EXTRAIT
Publié le par Carole

Drouauto-1847.jpg
 
Visiter le château de Chambord en plein mois de décembre, c'est oublier l'envolée vers le ciel des clochetons légers, oublier les perspectives immenses sur les chemins géométriques et les canaux miroitants, pour se confronter aux pierres.
Je n'avais jamais remarqué à quel point elles parlent et appellent, dans ce vieux château des courants d'air. C'est, de mur en mur, un incessant bruissement de noms et de dates, inscrits partout, tatoués en graffitis si denses et obstinés qu'ils sont comme une deuxième peau posée toute vivante sur les écailles éteintes de l'ancienne salamandre. 
 
Je les ai salués au passage, un par un, comme des camarades d'aujourd'hui, ces inconnus d'autrefois qui burinèrent un peu d'éternité sur le tuffeau des rois.
 
— Merci, Drouauto de 1841, qui pris soin de poser la virgule pour t'adresser à nous.
 
— Salut, Hillaire Renard de 1694 veillant droit et stoïque comme un soldat romain.
 
Hillaire-Renard---1694.jpg
 
— La paix soit avec toi, Houblon de 1687 resté planté tremblant sur le tuffeau rongé comme tige fanée sur la plaine d'hiver.

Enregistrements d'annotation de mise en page
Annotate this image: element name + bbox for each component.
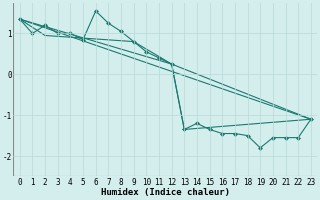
X-axis label: Humidex (Indice chaleur): Humidex (Indice chaleur) [101, 188, 230, 197]
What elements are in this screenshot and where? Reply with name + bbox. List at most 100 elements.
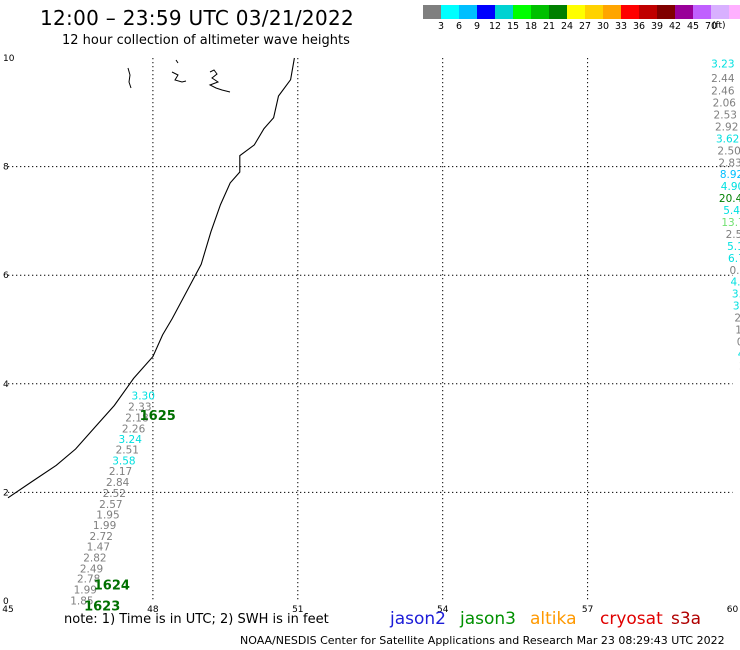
legend-label: 39 [650,21,664,32]
wave-height-value: 2.53 [714,109,737,121]
legend-swatch [621,5,639,19]
wave-height-value: 2.51 [116,445,139,457]
pass-time-label: 1625 [140,409,176,424]
legend-label: 70 [704,21,718,32]
wave-height-value: 2.78 [77,574,100,586]
wave-height-value: 2.82 [83,553,106,565]
satellite-name: s3a [671,609,702,629]
legend-swatch [477,5,495,19]
wave-height-value: 4.90 [721,181,740,193]
legend-swatch [657,5,675,19]
wave-height-value: 2.46 [711,86,735,98]
wave-height-value: 2.26 [122,423,146,435]
wave-height-value: 4.51 [738,348,740,360]
land-features [127,59,231,93]
page-subtitle: 12 hour collection of altimeter wave hei… [62,33,350,48]
wave-height-value: 2.57 [99,499,122,511]
legend-swatch [585,5,603,19]
wave-height-value: 2.33 [128,402,151,414]
legend-label: 36 [632,21,646,32]
legend-label: 45 [686,21,700,32]
wave-height-value: 2.52 [103,488,126,500]
satellite-tracks: 3.302.332.182.263.242.513.582.172.842.52… [70,58,740,614]
wave-height-value: 2.57 [726,229,740,241]
wave-height-value: 1.95 [96,510,119,522]
x-tick-label: 60 [727,605,739,615]
legend-swatch [711,5,729,19]
wave-height-value: 20.40 [719,193,740,205]
wave-height-value: 2.17 [109,466,132,478]
legend-label: 15 [506,21,520,32]
wave-height-value: 2.18 [125,412,148,424]
wave-height-value: 1.47 [87,542,110,554]
wave-height-value: 3.30 [132,391,155,403]
wave-height-value: 0.59 [729,265,740,277]
axis-ticks: 45 48 51 54 57 60 0 2 4 6 8 10 [2,54,738,615]
footnote: note: 1) Time is in UTC; 2) SWH is in fe… [64,612,329,627]
legend-swatch [513,5,531,19]
legend-swatch [603,5,621,19]
legend-label: 18 [524,21,538,32]
island-icon [127,67,132,89]
legend-label: 12 [488,21,502,32]
wave-height-value: 2.06 [713,98,737,110]
legend-swatch [441,5,459,19]
legend-label: 24 [560,21,574,32]
pass-time-label: 1623 [84,599,120,614]
wave-height-value: 1.95 [735,325,740,337]
wave-height-value: 3.62 [716,133,739,145]
legend-swatch [639,5,657,19]
satellite-name: jason3 [460,609,516,629]
wave-height-value: 3.95 [733,301,740,313]
wave-height-value: 3.24 [119,434,143,446]
y-tick-label: 2 [3,488,9,498]
legend-label: 6 [455,21,463,32]
x-tick-label: 54 [437,605,449,615]
legend-swatch [549,5,567,19]
legend-swatch [675,5,693,19]
credit-line: NOAA/NESDIS Center for Satellite Applica… [240,634,725,647]
wave-height-value: 2.84 [106,477,130,489]
legend-unit: (ft) [712,21,726,31]
grid-lines [8,58,733,601]
x-tick-label: 57 [582,605,593,615]
color-legend [423,5,740,19]
island-icon [171,59,187,83]
wave-height-value: 2.72 [90,531,113,543]
wave-height-value: 2.25 [734,313,740,325]
legend-label: 3 [437,21,445,32]
legend-swatch [693,5,711,19]
wave-height-value: 1.99 [93,520,116,532]
wave-height-value: 5.18 [727,241,740,253]
wave-height-value: 2.49 [80,563,103,575]
legend-swatch [495,5,513,19]
satellite-name: jason2 [390,609,446,629]
wave-height-value: 8.92 [720,169,740,181]
legend-label: 9 [473,21,481,32]
wave-height-value: 13.70 [721,217,740,229]
legend-label: 33 [614,21,628,32]
wave-height-value: 1.85 [70,595,93,607]
page-title: 12:00 – 23:59 UTC 03/21/2022 [40,6,355,30]
wave-height-value: 6.75 [728,253,740,265]
satellite-name: altika [530,609,577,629]
y-tick-label: 0 [3,597,9,607]
legend-label: 27 [578,21,592,32]
legend-swatch [459,5,477,19]
legend-label: 21 [542,21,556,32]
y-tick-label: 6 [3,271,9,281]
wave-height-value: 0.59 [737,336,740,348]
wave-height-value: 2.92 [715,121,738,133]
wave-height-value: 3.58 [112,455,135,467]
wave-height-value: 3.23 [711,58,734,70]
x-tick-label: 48 [147,605,159,615]
legend-swatch [729,5,740,19]
y-tick-label: 4 [3,380,9,390]
wave-height-value: 1.99 [74,585,97,597]
y-tick-label: 10 [3,54,15,64]
x-tick-label: 51 [292,605,303,615]
legend-label: 30 [596,21,610,32]
legend-swatch [567,5,585,19]
wave-height-value: 2.50 [717,145,740,157]
legend-swatch [423,5,441,19]
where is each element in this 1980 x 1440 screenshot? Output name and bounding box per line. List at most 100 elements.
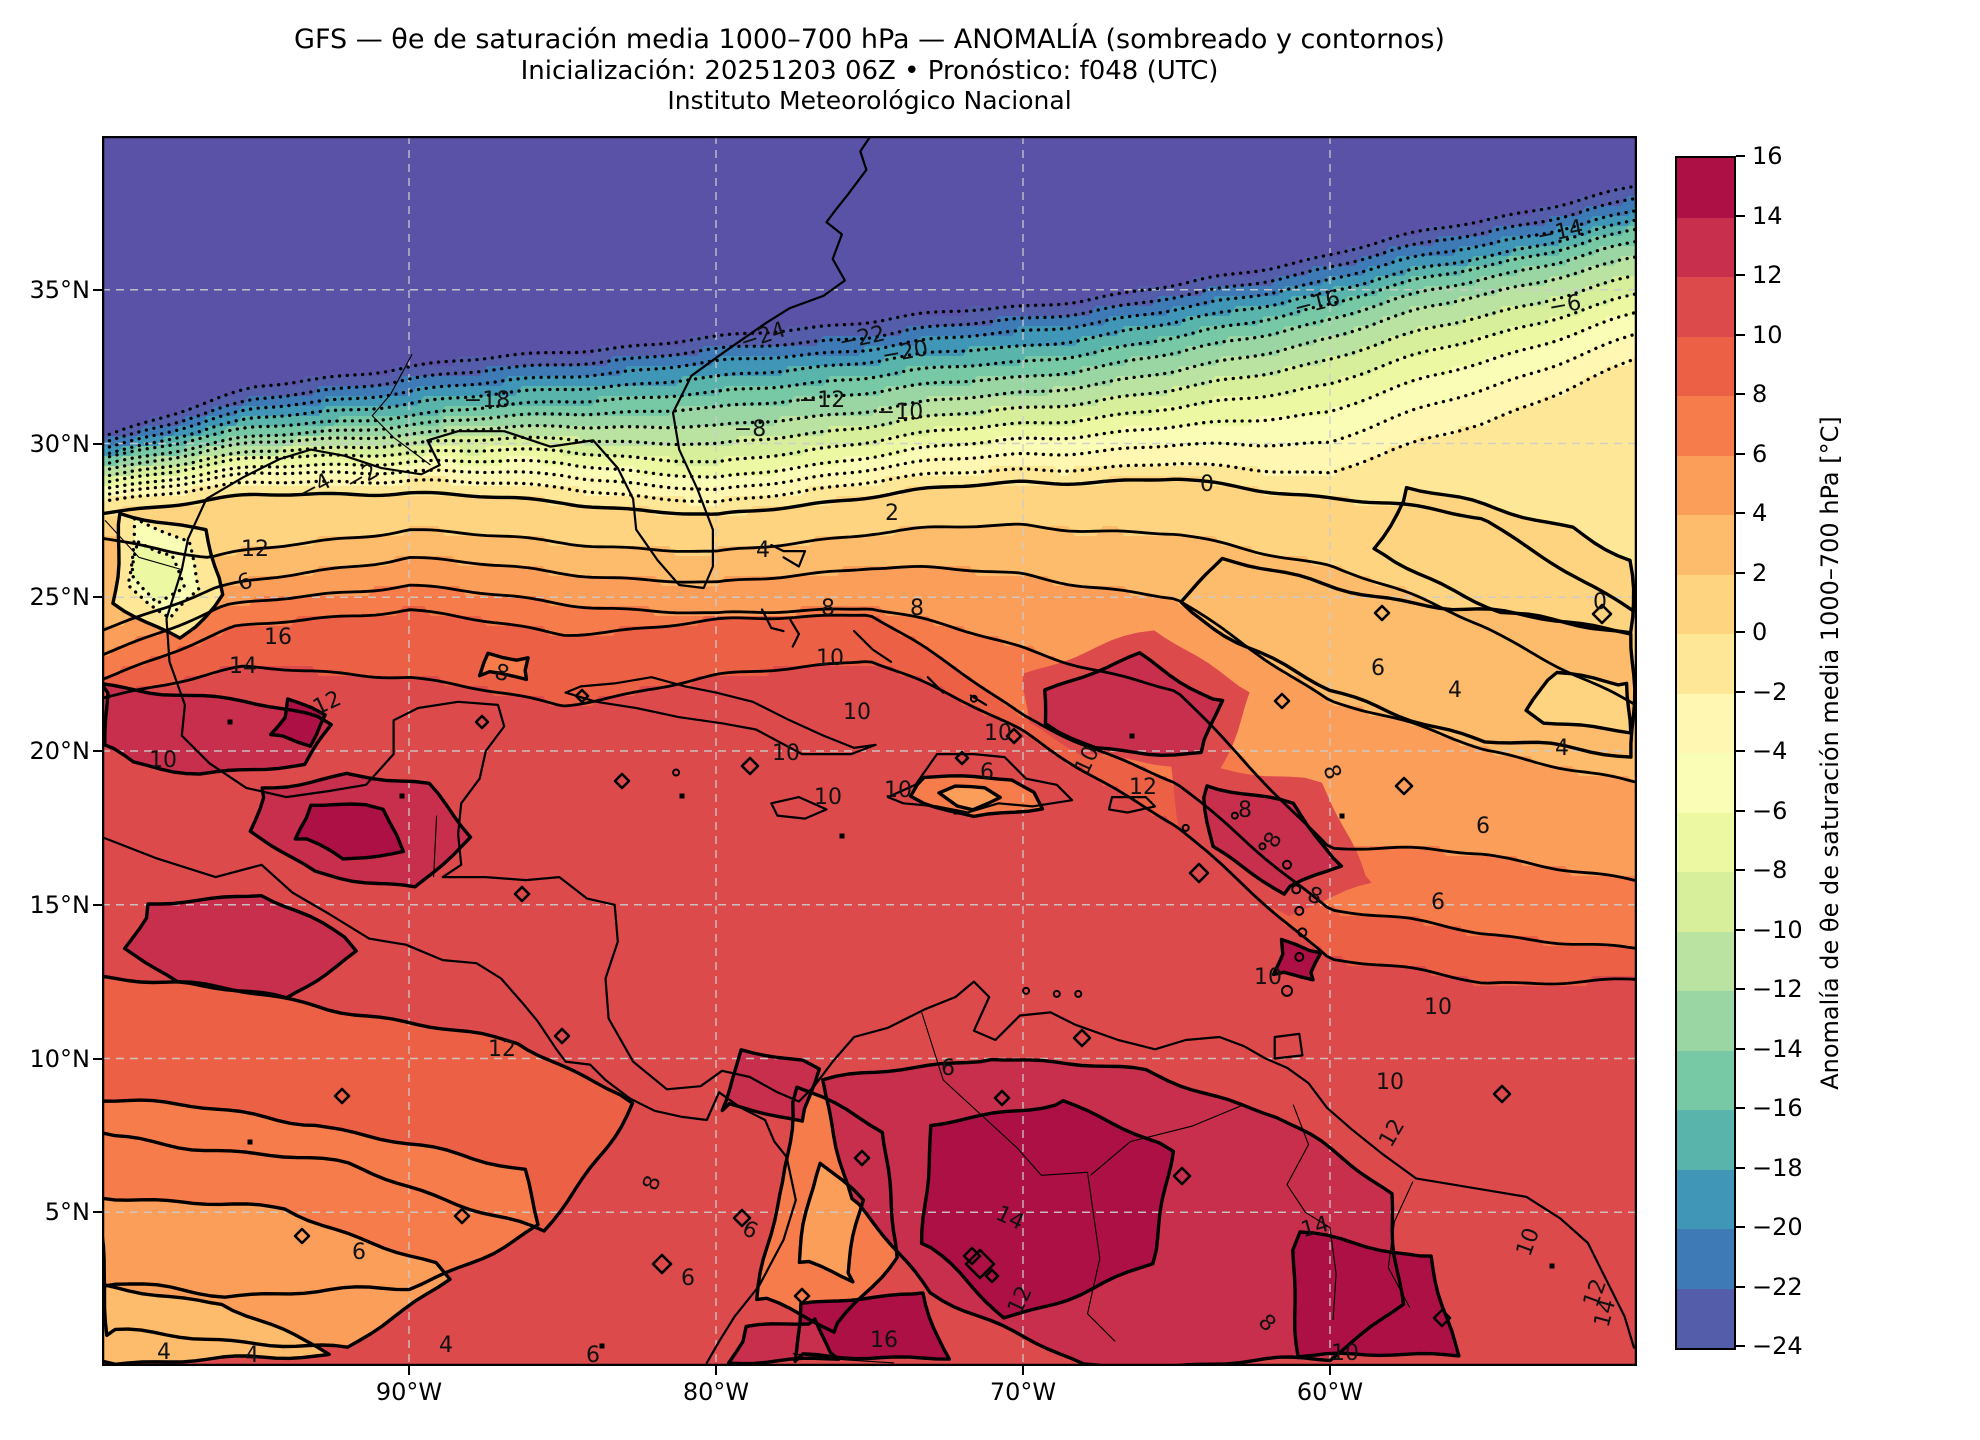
- ytick-mark: [93, 1057, 102, 1060]
- xtick-mark: [1022, 1366, 1024, 1375]
- colorbar-band: [1677, 217, 1734, 277]
- svg-text:10: 10: [1376, 1070, 1404, 1095]
- ytick-mark: [93, 750, 102, 752]
- xtick-mark: [1329, 1366, 1331, 1375]
- colorbar-tick-mark: [1736, 512, 1745, 514]
- colorbar-tick-mark: [1736, 690, 1745, 693]
- svg-text:4: 4: [1448, 678, 1462, 703]
- colorbar-tick-mark: [1736, 393, 1745, 395]
- svg-text:6: 6: [681, 1266, 695, 1291]
- colorbar-tick-−22: −22: [1752, 1272, 1803, 1301]
- svg-text:−6: −6: [1547, 290, 1583, 320]
- colorbar-tick-10: 10: [1752, 320, 1783, 349]
- colorbar-band: [1677, 1050, 1734, 1110]
- ytick-25°N: 25°N: [29, 583, 91, 612]
- colorbar-tick-mark: [1736, 214, 1745, 217]
- colorbar-tick-4: 4: [1752, 499, 1768, 527]
- svg-text:0: 0: [1200, 472, 1214, 497]
- svg-text:6: 6: [941, 1056, 955, 1081]
- colorbar-band: [1677, 753, 1734, 813]
- ytick-20°N: 20°N: [29, 737, 91, 765]
- colorbar-tick-−6: −6: [1752, 796, 1788, 825]
- svg-text:0: 0: [1593, 590, 1607, 615]
- svg-text:10: 10: [1331, 1341, 1359, 1366]
- colorbar-tick-−2: −2: [1752, 677, 1788, 706]
- svg-text:6: 6: [1476, 814, 1490, 839]
- colorbar-band: [1677, 991, 1734, 1051]
- colorbar-tick-−8: −8: [1752, 856, 1788, 884]
- colorbar-tick-mark: [1736, 452, 1745, 455]
- svg-text:8: 8: [1238, 798, 1252, 823]
- colorbar-tick-mark: [1736, 1285, 1745, 1288]
- ytick-15°N: 15°N: [29, 890, 91, 919]
- colorbar-band: [1677, 872, 1734, 932]
- colorbar: [1675, 156, 1736, 1350]
- colorbar-band: [1677, 277, 1734, 337]
- colorbar-band: [1677, 1229, 1734, 1289]
- svg-text:8: 8: [492, 660, 512, 688]
- svg-text:16: 16: [870, 1328, 898, 1353]
- ytick-35°N: 35°N: [29, 275, 91, 304]
- colorbar-tick-mark: [1736, 988, 1745, 990]
- plot-title: GFS — θe de saturación media 1000–700 hP…: [294, 24, 1445, 55]
- svg-text:10: 10: [149, 748, 177, 773]
- colorbar-tick-−14: −14: [1752, 1034, 1803, 1063]
- colorbar-tick-mark: [1736, 631, 1745, 633]
- ytick-mark: [93, 903, 102, 906]
- svg-text:−18: −18: [464, 388, 510, 413]
- svg-text:6: 6: [586, 1343, 600, 1366]
- svg-text:−12: −12: [799, 388, 845, 413]
- ytick-mark: [93, 442, 102, 445]
- colorbar-band: [1677, 396, 1734, 456]
- svg-text:14: 14: [229, 654, 257, 679]
- colorbar-tick-mark: [1736, 1345, 1745, 1347]
- svg-text:8: 8: [910, 596, 924, 621]
- svg-text:4: 4: [1555, 736, 1569, 761]
- plot-org-line: Instituto Meteorológico Nacional: [667, 86, 1072, 115]
- colorbar-band: [1677, 1169, 1734, 1229]
- colorbar-tick-mark: [1736, 869, 1745, 871]
- colorbar-tick-mark: [1736, 1107, 1745, 1109]
- plot-subtitle: Inicialización: 20251203 06Z • Pronóstic…: [520, 56, 1219, 86]
- xtick-90°W: 90°W: [375, 1378, 443, 1406]
- svg-text:12: 12: [1129, 775, 1157, 800]
- colorbar-title: Anomalía de θe de saturación media 1000–…: [1816, 416, 1844, 1090]
- svg-text:10: 10: [1254, 965, 1282, 990]
- colorbar-tick-mark: [1736, 809, 1745, 812]
- colorbar-tick-8: 8: [1752, 380, 1768, 408]
- svg-text:8: 8: [821, 596, 835, 621]
- svg-text:10: 10: [1424, 995, 1452, 1020]
- svg-text:12: 12: [488, 1037, 516, 1062]
- xtick-80°W: 80°W: [682, 1378, 750, 1406]
- svg-text:6: 6: [352, 1240, 366, 1265]
- colorbar-tick-mark: [1736, 274, 1745, 276]
- colorbar-tick-mark: [1736, 1226, 1745, 1228]
- colorbar-tick-mark: [1736, 1166, 1745, 1169]
- colorbar-band: [1677, 931, 1734, 991]
- colorbar-tick-−12: −12: [1752, 975, 1803, 1003]
- xtick-60°W: 60°W: [1296, 1378, 1364, 1406]
- svg-text:10: 10: [772, 741, 800, 766]
- map-plot: −24 −22 −20 −18 −16 −14 −12 −10 −8 −6 −4 −2 0 0 2 4 4 4 4 4…: [102, 136, 1637, 1366]
- svg-text:4: 4: [756, 538, 770, 563]
- svg-text:6: 6: [1371, 656, 1385, 681]
- ytick-mark: [93, 596, 102, 599]
- svg-text:−10: −10: [877, 400, 923, 425]
- colorbar-band: [1677, 158, 1734, 218]
- colorbar-band: [1677, 693, 1734, 753]
- colorbar-tick-mark: [1736, 333, 1745, 336]
- colorbar-band: [1677, 1288, 1734, 1348]
- colorbar-band: [1677, 1110, 1734, 1170]
- colorbar-tick-−24: −24: [1752, 1332, 1803, 1360]
- colorbar-tick-−10: −10: [1752, 915, 1803, 944]
- svg-text:4: 4: [157, 1340, 171, 1365]
- colorbar-tick-14: 14: [1752, 201, 1783, 230]
- colorbar-band: [1677, 336, 1734, 396]
- ytick-30°N: 30°N: [29, 429, 91, 458]
- svg-text:6: 6: [1431, 890, 1445, 915]
- colorbar-band: [1677, 634, 1734, 694]
- colorbar-tick-−16: −16: [1752, 1094, 1803, 1122]
- colorbar-tick-mark: [1736, 155, 1745, 157]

TÂCHES
1) Pouvez-vous renvoyer chaque ligne des enregistrements qui contient le mot « elements », en tenant compte de la casse ?
2) Pourriez-vous poursuivre le texte sur les graffitis du château de Chambord à partir de sa dernière phrase ?

RÉPONSES PAR TÂCHE
1)
What elements are in this screenshot and where? Reply with name + bbox. List at most 100 elements.
where is each element in this 1980 x 1440 screenshot? Output name and bounding box per line. List at most 100 elements.

2)
 
Houblon-1697.jpg
 
— Et toi, Bigot de 1797, et toi encore, Jules de Trist, adieu, adieu à vous, néoclassiques et raides comme des fauteuils directoires.
 
Bigot---De-trist.jpg
 
— Bien le bonjour, Bourat de 1659, toi le valet, l'humble laborieux qui savais si peu écrire que tu traçais tes chiffres à l'envers - mais si profond.
 
Bourat---1659.jpg
 
Un "graffiteur" du passé vaut-il mieux qu'un "tagueur" d'aujourd'hui ? Est-il plus insensé de vouloir tracer sur la pierre d'un château un nom qui doit mourir que de poser sur l'eau d'un marécage un grand château de pierre fiévreusement couronné de F et de salamandres galopantes ?
Je ne sais pas. Mais je n'ai pas pu m'empêcher en lisant sur les pierres du château tous ces noms d'hommes encore si proches et si vivants, de penser à celui qui refusait d'inscrire dans son "livre de vie "les "bâtisseurs de pierres mortes". Et qui disait : "Je ne bâtis que pierres vives, ce sont hommes."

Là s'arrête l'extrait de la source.